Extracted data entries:
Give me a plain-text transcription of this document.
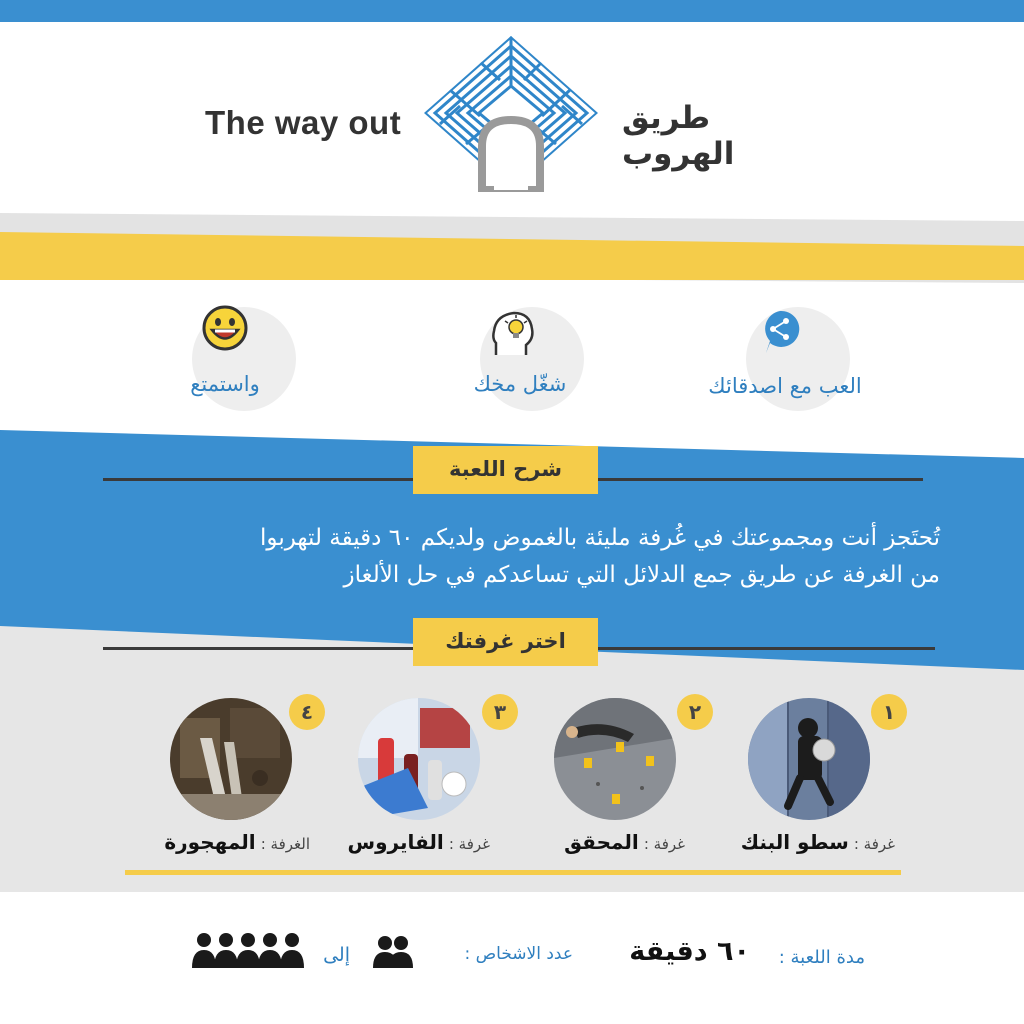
The way out	طريق الهروب
واستمتع	شغّل مخك	العب مع اصدقائك
شرح اللعبة
تُحتَجز أنت ومجموعتك في غُرفة مليئة بالغموض ولديكم ٦٠ دقيقة لتهربوا
من الغرفة عن طريق جمع الدلائل التي تساعدكم في حل الألغاز
اختر غرفتك
١
غرفة : سطو البنك
٢
غرفة : المحقق
٣
غرفة : الفايروس
٤
الغرفة : المهجورة
مدة اللعبة :
٦٠ دقيقة
عدد الاشخاص :
إلى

Work to be completed:
Copy the listing in full and without alteration, omitting every picture.

Response to the task:
Give me a plain-text transcription of this document.
The way out	طريق الهروب
واستمتع	شغّل مخك	العب مع اصدقائك
شرح اللعبة
تُحتَجز أنت ومجموعتك في غُرفة مليئة بالغموض ولديكم ٦٠ دقيقة لتهربوا
من الغرفة عن طريق جمع الدلائل التي تساعدكم في حل الألغاز
اختر غرفتك
١
غرفة : سطو البنك
٢
غرفة : المحقق
٣
غرفة : الفايروس
٤
الغرفة : المهجورة
مدة اللعبة :
٦٠ دقيقة
عدد الاشخاص :
إلى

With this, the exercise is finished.